• [DIRECTIVE]
Take the entries below and print all of them exactly, please.

• [SUPPLIED INFORMATION]
+ + + +
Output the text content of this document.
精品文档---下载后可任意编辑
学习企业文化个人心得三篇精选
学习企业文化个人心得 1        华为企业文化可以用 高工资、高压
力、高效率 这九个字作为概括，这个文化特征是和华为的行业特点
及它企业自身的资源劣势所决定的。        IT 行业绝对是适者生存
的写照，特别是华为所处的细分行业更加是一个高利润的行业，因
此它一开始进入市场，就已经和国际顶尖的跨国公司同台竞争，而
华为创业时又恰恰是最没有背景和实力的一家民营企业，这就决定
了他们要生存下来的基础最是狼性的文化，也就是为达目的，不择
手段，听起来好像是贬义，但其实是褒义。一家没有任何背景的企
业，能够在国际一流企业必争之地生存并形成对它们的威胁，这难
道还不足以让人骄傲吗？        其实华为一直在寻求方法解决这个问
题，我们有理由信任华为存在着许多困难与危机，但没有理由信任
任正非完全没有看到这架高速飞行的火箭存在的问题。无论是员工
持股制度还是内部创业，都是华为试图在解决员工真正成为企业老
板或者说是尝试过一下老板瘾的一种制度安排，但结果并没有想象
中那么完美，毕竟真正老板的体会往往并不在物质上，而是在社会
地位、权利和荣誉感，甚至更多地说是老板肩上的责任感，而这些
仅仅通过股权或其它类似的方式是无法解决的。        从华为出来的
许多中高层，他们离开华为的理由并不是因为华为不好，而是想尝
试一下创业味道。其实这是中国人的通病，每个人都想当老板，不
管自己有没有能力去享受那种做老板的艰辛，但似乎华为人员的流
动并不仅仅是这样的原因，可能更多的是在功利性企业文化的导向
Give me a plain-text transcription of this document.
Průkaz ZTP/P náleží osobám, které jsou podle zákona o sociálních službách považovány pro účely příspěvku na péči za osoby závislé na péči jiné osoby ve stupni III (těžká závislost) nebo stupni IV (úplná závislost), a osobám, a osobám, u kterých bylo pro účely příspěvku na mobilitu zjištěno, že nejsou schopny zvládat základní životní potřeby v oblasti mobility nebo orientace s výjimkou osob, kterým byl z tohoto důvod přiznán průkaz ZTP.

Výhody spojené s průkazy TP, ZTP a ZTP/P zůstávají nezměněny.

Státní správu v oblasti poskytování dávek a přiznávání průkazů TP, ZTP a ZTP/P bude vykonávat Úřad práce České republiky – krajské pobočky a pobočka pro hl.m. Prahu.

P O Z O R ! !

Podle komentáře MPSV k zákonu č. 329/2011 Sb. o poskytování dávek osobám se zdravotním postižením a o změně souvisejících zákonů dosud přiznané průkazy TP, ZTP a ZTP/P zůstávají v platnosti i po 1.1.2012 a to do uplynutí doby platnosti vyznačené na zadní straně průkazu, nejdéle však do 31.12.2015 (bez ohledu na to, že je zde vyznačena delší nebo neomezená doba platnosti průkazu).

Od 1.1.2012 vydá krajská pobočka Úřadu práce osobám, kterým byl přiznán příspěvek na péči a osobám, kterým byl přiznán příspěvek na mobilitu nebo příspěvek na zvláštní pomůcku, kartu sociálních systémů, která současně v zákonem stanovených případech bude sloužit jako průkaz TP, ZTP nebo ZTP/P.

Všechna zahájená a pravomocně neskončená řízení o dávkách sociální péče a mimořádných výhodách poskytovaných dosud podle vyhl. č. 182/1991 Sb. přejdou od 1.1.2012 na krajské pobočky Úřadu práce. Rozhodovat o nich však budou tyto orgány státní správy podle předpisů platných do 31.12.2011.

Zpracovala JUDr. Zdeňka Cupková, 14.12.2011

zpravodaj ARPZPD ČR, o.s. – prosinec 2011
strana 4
+ + + +
• [RESULT OF THE TASK]
Output the text content of this document.
精品文档---下载后可任意编辑
学习企业文化个人心得三篇精选
学习企业文化个人心得 1        华为企业文化可以用 高工资、高压
力、高效率 这九个字作为概括，这个文化特征是和华为的行业特点
及它企业自身的资源劣势所决定的。        IT 行业绝对是适者生存
的写照，特别是华为所处的细分行业更加是一个高利润的行业，因
此它一开始进入市场，就已经和国际顶尖的跨国公司同台竞争，而
华为创业时又恰恰是最没有背景和实力的一家民营企业，这就决定
了他们要生存下来的基础最是狼性的文化，也就是为达目的，不择
手段，听起来好像是贬义，但其实是褒义。一家没有任何背景的企
业，能够在国际一流企业必争之地生存并形成对它们的威胁，这难
道还不足以让人骄傲吗？        其实华为一直在寻求方法解决这个问
题，我们有理由信任华为存在着许多困难与危机，但没有理由信任
任正非完全没有看到这架高速飞行的火箭存在的问题。无论是员工
持股制度还是内部创业，都是华为试图在解决员工真正成为企业老
板或者说是尝试过一下老板瘾的一种制度安排，但结果并没有想象
中那么完美，毕竟真正老板的体会往往并不在物质上，而是在社会
地位、权利和荣誉感，甚至更多地说是老板肩上的责任感，而这些
仅仅通过股权或其它类似的方式是无法解决的。        从华为出来的
许多中高层，他们离开华为的理由并不是因为华为不好，而是想尝
试一下创业味道。其实这是中国人的通病，每个人都想当老板，不
管自己有没有能力去享受那种做老板的艰辛，但似乎华为人员的流
动并不仅仅是这样的原因，可能更多的是在功利性企业文化的导向
Give me a plain-text transcription of this document.
Průkaz ZTP/P náleží osobám, které jsou podle zákona o sociálních službách považovány pro účely příspěvku na péči za osoby závislé na péči jiné osoby ve stupni III (těžká závislost) nebo stupni IV (úplná závislost), a osobám, a osobám, u kterých bylo pro účely příspěvku na mobilitu zjištěno, že nejsou schopny zvládat základní životní potřeby v oblasti mobility nebo orientace s výjimkou osob, kterým byl z tohoto důvod přiznán průkaz ZTP.

Výhody spojené s průkazy TP, ZTP a ZTP/P zůstávají nezměněny.

Státní správu v oblasti poskytování dávek a přiznávání průkazů TP, ZTP a ZTP/P bude vykonávat Úřad práce České republiky – krajské pobočky a pobočka pro hl.m. Prahu.

P O Z O R ! !

Podle komentáře MPSV k zákonu č. 329/2011 Sb. o poskytování dávek osobám se zdravotním postižením a o změně souvisejících zákonů dosud přiznané průkazy TP, ZTP a ZTP/P zůstávají v platnosti i po 1.1.2012 a to do uplynutí doby platnosti vyznačené na zadní straně průkazu, nejdéle však do 31.12.2015 (bez ohledu na to, že je zde vyznačena delší nebo neomezená doba platnosti průkazu).

Od 1.1.2012 vydá krajská pobočka Úřadu práce osobám, kterým byl přiznán příspěvek na péči a osobám, kterým byl přiznán příspěvek na mobilitu nebo příspěvek na zvláštní pomůcku, kartu sociálních systémů, která současně v zákonem stanovených případech bude sloužit jako průkaz TP, ZTP nebo ZTP/P.

Všechna zahájená a pravomocně neskončená řízení o dávkách sociální péče a mimořádných výhodách poskytovaných dosud podle vyhl. č. 182/1991 Sb. přejdou od 1.1.2012 na krajské pobočky Úřadu práce. Rozhodovat o nich však budou tyto orgány státní správy podle předpisů platných do 31.12.2011.

Zpracovala JUDr. Zdeňka Cupková, 14.12.2011

zpravodaj ARPZPD ČR, o.s. – prosinec 2011
strana 4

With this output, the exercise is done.